[SUPPLIED DATA start]

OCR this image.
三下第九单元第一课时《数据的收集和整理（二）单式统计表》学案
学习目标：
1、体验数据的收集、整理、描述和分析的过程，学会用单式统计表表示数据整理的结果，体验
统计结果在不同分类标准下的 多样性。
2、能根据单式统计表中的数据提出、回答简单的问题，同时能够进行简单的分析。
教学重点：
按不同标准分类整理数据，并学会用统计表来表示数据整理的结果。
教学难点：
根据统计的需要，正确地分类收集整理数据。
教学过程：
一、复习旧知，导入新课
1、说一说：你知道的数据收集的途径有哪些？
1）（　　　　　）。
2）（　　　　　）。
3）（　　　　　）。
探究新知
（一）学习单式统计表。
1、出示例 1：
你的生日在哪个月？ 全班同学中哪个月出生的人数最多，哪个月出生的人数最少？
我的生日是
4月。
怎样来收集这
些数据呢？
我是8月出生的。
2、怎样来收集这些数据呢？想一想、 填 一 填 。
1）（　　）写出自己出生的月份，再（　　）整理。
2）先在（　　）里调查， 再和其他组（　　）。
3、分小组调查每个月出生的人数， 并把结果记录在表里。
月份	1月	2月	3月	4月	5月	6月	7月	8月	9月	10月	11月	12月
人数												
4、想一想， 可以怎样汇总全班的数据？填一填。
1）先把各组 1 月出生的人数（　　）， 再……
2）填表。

[SUPPLIED DATA end]
[SUPPLIED DATA start]

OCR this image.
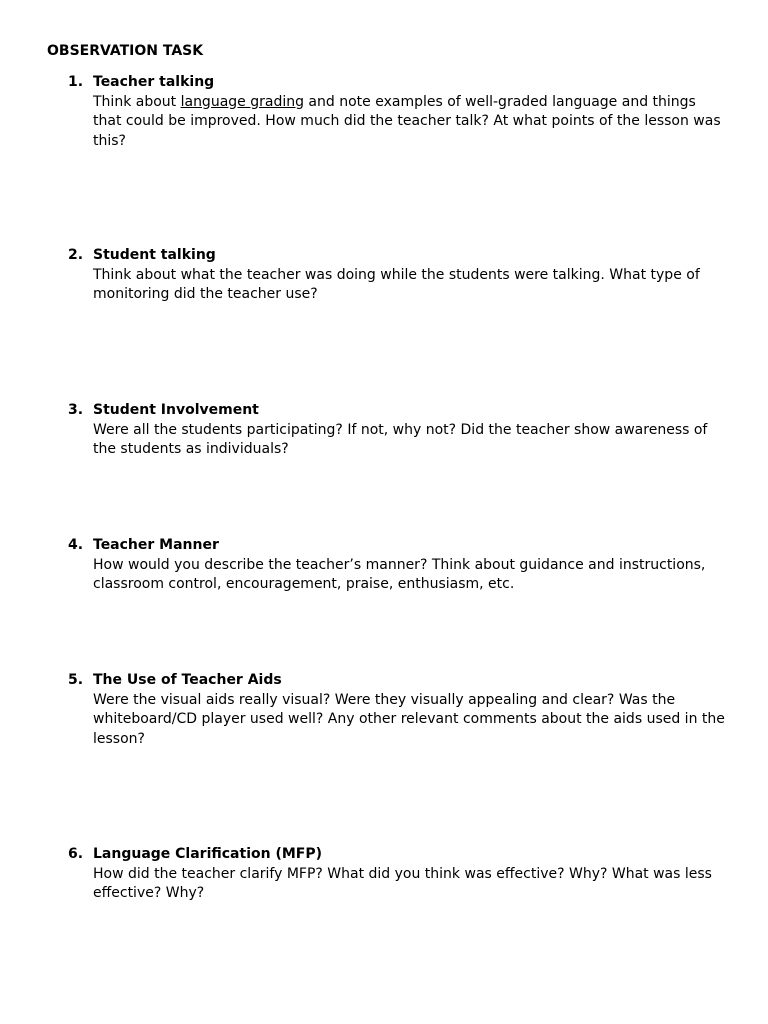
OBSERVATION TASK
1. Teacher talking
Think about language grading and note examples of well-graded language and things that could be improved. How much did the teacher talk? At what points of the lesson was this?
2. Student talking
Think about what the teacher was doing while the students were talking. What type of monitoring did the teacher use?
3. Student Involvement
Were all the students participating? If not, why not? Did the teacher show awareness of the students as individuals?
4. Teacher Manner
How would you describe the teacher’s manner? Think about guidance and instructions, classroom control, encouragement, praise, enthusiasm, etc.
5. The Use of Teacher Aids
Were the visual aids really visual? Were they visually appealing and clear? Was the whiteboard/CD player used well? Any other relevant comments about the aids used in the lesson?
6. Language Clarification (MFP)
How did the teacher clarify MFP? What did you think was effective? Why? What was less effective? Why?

[SUPPLIED DATA end]
[SUPPLIED DATA start]

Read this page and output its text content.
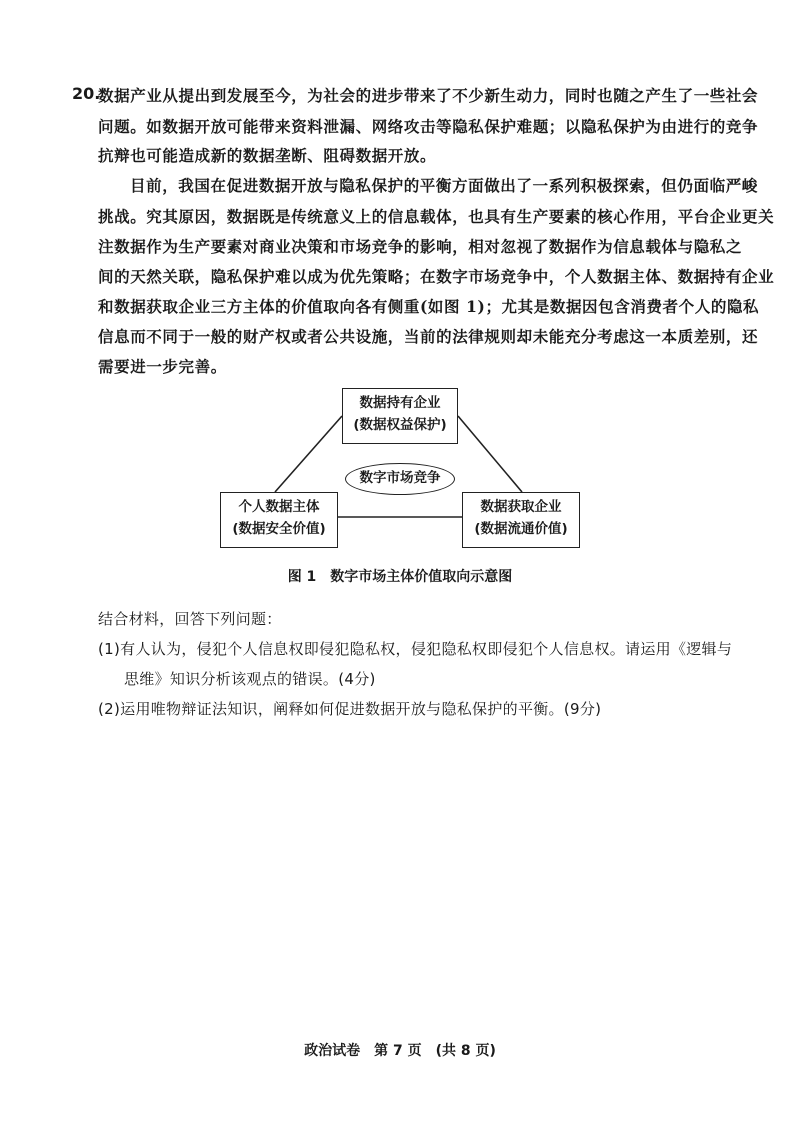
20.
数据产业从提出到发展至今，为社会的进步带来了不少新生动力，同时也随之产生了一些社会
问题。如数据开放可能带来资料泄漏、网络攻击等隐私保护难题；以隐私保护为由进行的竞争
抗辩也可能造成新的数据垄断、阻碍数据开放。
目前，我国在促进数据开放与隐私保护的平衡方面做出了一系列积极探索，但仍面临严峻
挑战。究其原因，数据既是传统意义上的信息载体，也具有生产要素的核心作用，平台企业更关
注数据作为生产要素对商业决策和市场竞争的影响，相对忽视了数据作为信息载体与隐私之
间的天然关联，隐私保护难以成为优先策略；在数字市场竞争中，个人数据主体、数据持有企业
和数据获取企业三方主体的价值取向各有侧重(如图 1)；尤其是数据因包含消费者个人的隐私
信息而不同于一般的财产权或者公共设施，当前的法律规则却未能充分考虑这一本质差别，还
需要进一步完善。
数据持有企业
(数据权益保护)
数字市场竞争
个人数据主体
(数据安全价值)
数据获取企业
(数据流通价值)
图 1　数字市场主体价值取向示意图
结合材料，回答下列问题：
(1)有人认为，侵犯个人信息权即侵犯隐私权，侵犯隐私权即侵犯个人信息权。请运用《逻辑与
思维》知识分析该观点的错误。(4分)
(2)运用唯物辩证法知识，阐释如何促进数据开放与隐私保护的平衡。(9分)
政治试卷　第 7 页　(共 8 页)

[SUPPLIED DATA end]

**TASK INSTRUCTIONS**
Pull out each line holding the string "数据持有企业".

**PROBLEM SOLUTION**
间的天然关联，隐私保护难以成为优先策略；在数字市场竞争中，个人数据主体、数据持有企业
数据持有企业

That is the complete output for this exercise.